[Records for this exercise]
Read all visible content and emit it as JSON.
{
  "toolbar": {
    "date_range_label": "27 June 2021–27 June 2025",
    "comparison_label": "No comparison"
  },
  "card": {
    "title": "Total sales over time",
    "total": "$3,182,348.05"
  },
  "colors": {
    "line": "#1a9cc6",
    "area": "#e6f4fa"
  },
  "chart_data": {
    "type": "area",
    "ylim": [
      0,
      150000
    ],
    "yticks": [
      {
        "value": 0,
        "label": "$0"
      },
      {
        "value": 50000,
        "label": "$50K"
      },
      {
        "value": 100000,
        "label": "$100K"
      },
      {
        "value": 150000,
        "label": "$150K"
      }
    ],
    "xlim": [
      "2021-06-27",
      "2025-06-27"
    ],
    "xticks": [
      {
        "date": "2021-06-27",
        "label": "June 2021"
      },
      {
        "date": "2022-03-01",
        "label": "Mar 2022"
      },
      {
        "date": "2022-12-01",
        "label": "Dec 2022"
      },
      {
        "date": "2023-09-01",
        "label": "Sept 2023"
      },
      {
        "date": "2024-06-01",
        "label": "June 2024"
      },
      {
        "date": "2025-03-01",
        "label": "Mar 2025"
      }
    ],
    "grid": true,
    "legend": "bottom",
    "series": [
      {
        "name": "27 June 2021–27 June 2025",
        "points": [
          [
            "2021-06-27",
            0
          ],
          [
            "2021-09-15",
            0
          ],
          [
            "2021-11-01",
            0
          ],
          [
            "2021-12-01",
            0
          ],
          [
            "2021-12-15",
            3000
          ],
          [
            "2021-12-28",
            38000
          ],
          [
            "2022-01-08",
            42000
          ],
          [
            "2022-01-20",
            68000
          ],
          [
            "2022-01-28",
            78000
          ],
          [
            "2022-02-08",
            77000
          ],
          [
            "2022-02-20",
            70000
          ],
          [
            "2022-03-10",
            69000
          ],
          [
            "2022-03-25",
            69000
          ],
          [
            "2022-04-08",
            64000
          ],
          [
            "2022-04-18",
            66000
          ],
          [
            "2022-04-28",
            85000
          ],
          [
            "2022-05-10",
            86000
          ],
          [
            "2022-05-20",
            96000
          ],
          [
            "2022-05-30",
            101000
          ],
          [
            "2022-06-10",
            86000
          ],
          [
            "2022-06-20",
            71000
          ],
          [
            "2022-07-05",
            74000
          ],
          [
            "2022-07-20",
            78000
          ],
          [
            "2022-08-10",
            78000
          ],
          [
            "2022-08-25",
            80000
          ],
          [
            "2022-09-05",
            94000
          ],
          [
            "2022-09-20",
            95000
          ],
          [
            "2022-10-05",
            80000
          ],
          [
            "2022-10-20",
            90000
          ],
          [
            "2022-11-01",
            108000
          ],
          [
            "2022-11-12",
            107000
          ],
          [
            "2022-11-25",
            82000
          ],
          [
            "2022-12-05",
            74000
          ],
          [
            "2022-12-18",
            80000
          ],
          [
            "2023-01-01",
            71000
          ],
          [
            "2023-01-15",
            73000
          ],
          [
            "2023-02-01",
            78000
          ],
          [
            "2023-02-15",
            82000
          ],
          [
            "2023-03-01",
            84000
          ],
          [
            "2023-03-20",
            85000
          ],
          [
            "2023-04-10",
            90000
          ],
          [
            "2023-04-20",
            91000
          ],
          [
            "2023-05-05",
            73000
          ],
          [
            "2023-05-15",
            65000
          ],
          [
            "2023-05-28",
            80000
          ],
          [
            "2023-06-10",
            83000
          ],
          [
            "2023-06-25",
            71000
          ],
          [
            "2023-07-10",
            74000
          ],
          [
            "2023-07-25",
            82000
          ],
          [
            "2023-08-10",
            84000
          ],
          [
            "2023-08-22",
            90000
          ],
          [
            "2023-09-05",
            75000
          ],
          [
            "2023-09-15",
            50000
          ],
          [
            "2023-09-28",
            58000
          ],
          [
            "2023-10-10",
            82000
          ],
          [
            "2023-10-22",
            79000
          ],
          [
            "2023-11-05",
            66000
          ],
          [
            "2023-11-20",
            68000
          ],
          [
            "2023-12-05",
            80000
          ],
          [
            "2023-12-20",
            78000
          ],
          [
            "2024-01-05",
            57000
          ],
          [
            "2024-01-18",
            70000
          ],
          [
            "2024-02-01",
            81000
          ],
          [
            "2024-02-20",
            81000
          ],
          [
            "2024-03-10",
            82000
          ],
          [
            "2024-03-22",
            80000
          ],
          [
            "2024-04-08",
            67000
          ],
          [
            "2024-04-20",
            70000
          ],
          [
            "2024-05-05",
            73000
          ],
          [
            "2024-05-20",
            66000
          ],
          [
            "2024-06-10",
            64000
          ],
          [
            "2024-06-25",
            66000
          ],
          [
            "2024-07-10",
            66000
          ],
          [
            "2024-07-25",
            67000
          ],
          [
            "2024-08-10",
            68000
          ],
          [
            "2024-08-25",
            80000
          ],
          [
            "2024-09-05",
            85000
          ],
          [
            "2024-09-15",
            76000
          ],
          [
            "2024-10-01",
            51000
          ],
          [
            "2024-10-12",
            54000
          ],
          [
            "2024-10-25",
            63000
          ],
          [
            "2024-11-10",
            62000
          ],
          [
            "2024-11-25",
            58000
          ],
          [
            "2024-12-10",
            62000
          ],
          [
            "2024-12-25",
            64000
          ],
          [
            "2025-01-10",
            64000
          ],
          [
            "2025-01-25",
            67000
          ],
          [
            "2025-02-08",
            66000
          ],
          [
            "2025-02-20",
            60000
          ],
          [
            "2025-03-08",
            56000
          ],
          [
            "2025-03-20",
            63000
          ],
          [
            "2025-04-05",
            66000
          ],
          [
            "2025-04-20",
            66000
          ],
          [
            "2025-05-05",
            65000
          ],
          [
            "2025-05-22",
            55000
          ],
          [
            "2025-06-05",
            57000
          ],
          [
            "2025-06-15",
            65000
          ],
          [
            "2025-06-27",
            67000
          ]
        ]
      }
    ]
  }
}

[Task objective]
Every entry must be output again, exactly as written above.

[Worked solution]
Read all visible content and emit it as JSON.
{
  "toolbar": {
    "date_range_label": "27 June 2021–27 June 2025",
    "comparison_label": "No comparison"
  },
  "card": {
    "title": "Total sales over time",
    "total": "$3,182,348.05"
  },
  "colors": {
    "line": "#1a9cc6",
    "area": "#e6f4fa"
  },
  "chart_data": {
    "type": "area",
    "ylim": [
      0,
      150000
    ],
    "yticks": [
      {
        "value": 0,
        "label": "$0"
      },
      {
        "value": 50000,
        "label": "$50K"
      },
      {
        "value": 100000,
        "label": "$100K"
      },
      {
        "value": 150000,
        "label": "$150K"
      }
    ],
    "xlim": [
      "2021-06-27",
      "2025-06-27"
    ],
    "xticks": [
      {
        "date": "2021-06-27",
        "label": "June 2021"
      },
      {
        "date": "2022-03-01",
        "label": "Mar 2022"
      },
      {
        "date": "2022-12-01",
        "label": "Dec 2022"
      },
      {
        "date": "2023-09-01",
        "label": "Sept 2023"
      },
      {
        "date": "2024-06-01",
        "label": "June 2024"
      },
      {
        "date": "2025-03-01",
        "label": "Mar 2025"
      }
    ],
    "grid": true,
    "legend": "bottom",
    "series": [
      {
        "name": "27 June 2021–27 June 2025",
        "points": [
          [
            "2021-06-27",
            0
          ],
          [
            "2021-09-15",
            0
          ],
          [
            "2021-11-01",
            0
          ],
          [
            "2021-12-01",
            0
          ],
          [
            "2021-12-15",
            3000
          ],
          [
            "2021-12-28",
            38000
          ],
          [
            "2022-01-08",
            42000
          ],
          [
            "2022-01-20",
            68000
          ],
          [
            "2022-01-28",
            78000
          ],
          [
            "2022-02-08",
            77000
          ],
          [
            "2022-02-20",
            70000
          ],
          [
            "2022-03-10",
            69000
          ],
          [
            "2022-03-25",
            69000
          ],
          [
            "2022-04-08",
            64000
          ],
          [
            "2022-04-18",
            66000
          ],
          [
            "2022-04-28",
            85000
          ],
          [
            "2022-05-10",
            86000
          ],
          [
            "2022-05-20",
            96000
          ],
          [
            "2022-05-30",
            101000
          ],
          [
            "2022-06-10",
            86000
          ],
          [
            "2022-06-20",
            71000
          ],
          [
            "2022-07-05",
            74000
          ],
          [
            "2022-07-20",
            78000
          ],
          [
            "2022-08-10",
            78000
          ],
          [
            "2022-08-25",
            80000
          ],
          [
            "2022-09-05",
            94000
          ],
          [
            "2022-09-20",
            95000
          ],
          [
            "2022-10-05",
            80000
          ],
          [
            "2022-10-20",
            90000
          ],
          [
            "2022-11-01",
            108000
          ],
          [
            "2022-11-12",
            107000
          ],
          [
            "2022-11-25",
            82000
          ],
          [
            "2022-12-05",
            74000
          ],
          [
            "2022-12-18",
            80000
          ],
          [
            "2023-01-01",
            71000
          ],
          [
            "2023-01-15",
            73000
          ],
          [
            "2023-02-01",
            78000
          ],
          [
            "2023-02-15",
            82000
          ],
          [
            "2023-03-01",
            84000
          ],
          [
            "2023-03-20",
            85000
          ],
          [
            "2023-04-10",
            90000
          ],
          [
            "2023-04-20",
            91000
          ],
          [
            "2023-05-05",
            73000
          ],
          [
            "2023-05-15",
            65000
          ],
          [
            "2023-05-28",
            80000
          ],
          [
            "2023-06-10",
            83000
          ],
          [
            "2023-06-25",
            71000
          ],
          [
            "2023-07-10",
            74000
          ],
          [
            "2023-07-25",
            82000
          ],
          [
            "2023-08-10",
            84000
          ],
          [
            "2023-08-22",
            90000
          ],
          [
            "2023-09-05",
            75000
          ],
          [
            "2023-09-15",
            50000
          ],
          [
            "2023-09-28",
            58000
          ],
          [
            "2023-10-10",
            82000
          ],
          [
            "2023-10-22",
            79000
          ],
          [
            "2023-11-05",
            66000
          ],
          [
            "2023-11-20",
            68000
          ],
          [
            "2023-12-05",
            80000
          ],
          [
            "2023-12-20",
            78000
          ],
          [
            "2024-01-05",
            57000
          ],
          [
            "2024-01-18",
            70000
          ],
          [
            "2024-02-01",
            81000
          ],
          [
            "2024-02-20",
            81000
          ],
          [
            "2024-03-10",
            82000
          ],
          [
            "2024-03-22",
            80000
          ],
          [
            "2024-04-08",
            67000
          ],
          [
            "2024-04-20",
            70000
          ],
          [
            "2024-05-05",
            73000
          ],
          [
            "2024-05-20",
            66000
          ],
          [
            "2024-06-10",
            64000
          ],
          [
            "2024-06-25",
            66000
          ],
          [
            "2024-07-10",
            66000
          ],
          [
            "2024-07-25",
            67000
          ],
          [
            "2024-08-10",
            68000
          ],
          [
            "2024-08-25",
            80000
          ],
          [
            "2024-09-05",
            85000
          ],
          [
            "2024-09-15",
            76000
          ],
          [
            "2024-10-01",
            51000
          ],
          [
            "2024-10-12",
            54000
          ],
          [
            "2024-10-25",
            63000
          ],
          [
            "2024-11-10",
            62000
          ],
          [
            "2024-11-25",
            58000
          ],
          [
            "2024-12-10",
            62000
          ],
          [
            "2024-12-25",
            64000
          ],
          [
            "2025-01-10",
            64000
          ],
          [
            "2025-01-25",
            67000
          ],
          [
            "2025-02-08",
            66000
          ],
          [
            "2025-02-20",
            60000
          ],
          [
            "2025-03-08",
            56000
          ],
          [
            "2025-03-20",
            63000
          ],
          [
            "2025-04-05",
            66000
          ],
          [
            "2025-04-20",
            66000
          ],
          [
            "2025-05-05",
            65000
          ],
          [
            "2025-05-22",
            55000
          ],
          [
            "2025-06-05",
            57000
          ],
          [
            "2025-06-15",
            65000
          ],
          [
            "2025-06-27",
            67000
          ]
        ]
      }
    ]
  }
}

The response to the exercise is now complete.